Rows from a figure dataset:
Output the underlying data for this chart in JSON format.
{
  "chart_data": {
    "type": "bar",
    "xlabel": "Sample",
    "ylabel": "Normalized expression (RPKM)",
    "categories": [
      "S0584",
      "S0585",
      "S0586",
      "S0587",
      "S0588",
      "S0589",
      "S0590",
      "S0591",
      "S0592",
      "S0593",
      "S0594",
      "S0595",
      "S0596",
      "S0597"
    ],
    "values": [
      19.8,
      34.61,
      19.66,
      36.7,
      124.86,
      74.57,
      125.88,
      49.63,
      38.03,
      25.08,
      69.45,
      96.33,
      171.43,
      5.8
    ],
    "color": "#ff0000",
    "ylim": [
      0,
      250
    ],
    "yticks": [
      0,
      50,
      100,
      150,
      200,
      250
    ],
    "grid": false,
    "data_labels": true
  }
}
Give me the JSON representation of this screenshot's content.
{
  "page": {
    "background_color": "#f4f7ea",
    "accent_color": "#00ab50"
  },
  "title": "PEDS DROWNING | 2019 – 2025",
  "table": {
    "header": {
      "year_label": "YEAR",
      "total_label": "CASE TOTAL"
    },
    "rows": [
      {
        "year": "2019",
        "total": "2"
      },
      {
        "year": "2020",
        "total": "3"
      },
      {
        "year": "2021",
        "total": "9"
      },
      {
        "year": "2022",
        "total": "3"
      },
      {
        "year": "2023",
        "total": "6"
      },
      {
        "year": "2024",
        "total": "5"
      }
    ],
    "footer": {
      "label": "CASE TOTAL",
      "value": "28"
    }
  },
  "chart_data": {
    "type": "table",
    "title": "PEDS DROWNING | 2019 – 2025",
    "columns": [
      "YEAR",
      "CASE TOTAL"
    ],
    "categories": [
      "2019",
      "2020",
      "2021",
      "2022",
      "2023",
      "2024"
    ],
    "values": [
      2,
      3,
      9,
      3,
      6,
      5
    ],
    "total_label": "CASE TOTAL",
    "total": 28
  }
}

OBJECTIVE:
Your task is to reproduce all of the records exactly.

COMPLETE RESPONSE:
Output the underlying data for this chart in JSON format.
{
  "chart_data": {
    "type": "bar",
    "xlabel": "Sample",
    "ylabel": "Normalized expression (RPKM)",
    "categories": [
      "S0584",
      "S0585",
      "S0586",
      "S0587",
      "S0588",
      "S0589",
      "S0590",
      "S0591",
      "S0592",
      "S0593",
      "S0594",
      "S0595",
      "S0596",
      "S0597"
    ],
    "values": [
      19.8,
      34.61,
      19.66,
      36.7,
      124.86,
      74.57,
      125.88,
      49.63,
      38.03,
      25.08,
      69.45,
      96.33,
      171.43,
      5.8
    ],
    "color": "#ff0000",
    "ylim": [
      0,
      250
    ],
    "yticks": [
      0,
      50,
      100,
      150,
      200,
      250
    ],
    "grid": false,
    "data_labels": true
  }
}
Give me the JSON representation of this screenshot's content.
{
  "page": {
    "background_color": "#f4f7ea",
    "accent_color": "#00ab50"
  },
  "title": "PEDS DROWNING | 2019 – 2025",
  "table": {
    "header": {
      "year_label": "YEAR",
      "total_label": "CASE TOTAL"
    },
    "rows": [
      {
        "year": "2019",
        "total": "2"
      },
      {
        "year": "2020",
        "total": "3"
      },
      {
        "year": "2021",
        "total": "9"
      },
      {
        "year": "2022",
        "total": "3"
      },
      {
        "year": "2023",
        "total": "6"
      },
      {
        "year": "2024",
        "total": "5"
      }
    ],
    "footer": {
      "label": "CASE TOTAL",
      "value": "28"
    }
  },
  "chart_data": {
    "type": "table",
    "title": "PEDS DROWNING | 2019 – 2025",
    "columns": [
      "YEAR",
      "CASE TOTAL"
    ],
    "categories": [
      "2019",
      "2020",
      "2021",
      "2022",
      "2023",
      "2024"
    ],
    "values": [
      2,
      3,
      9,
      3,
      6,
      5
    ],
    "total_label": "CASE TOTAL",
    "total": 28
  }
}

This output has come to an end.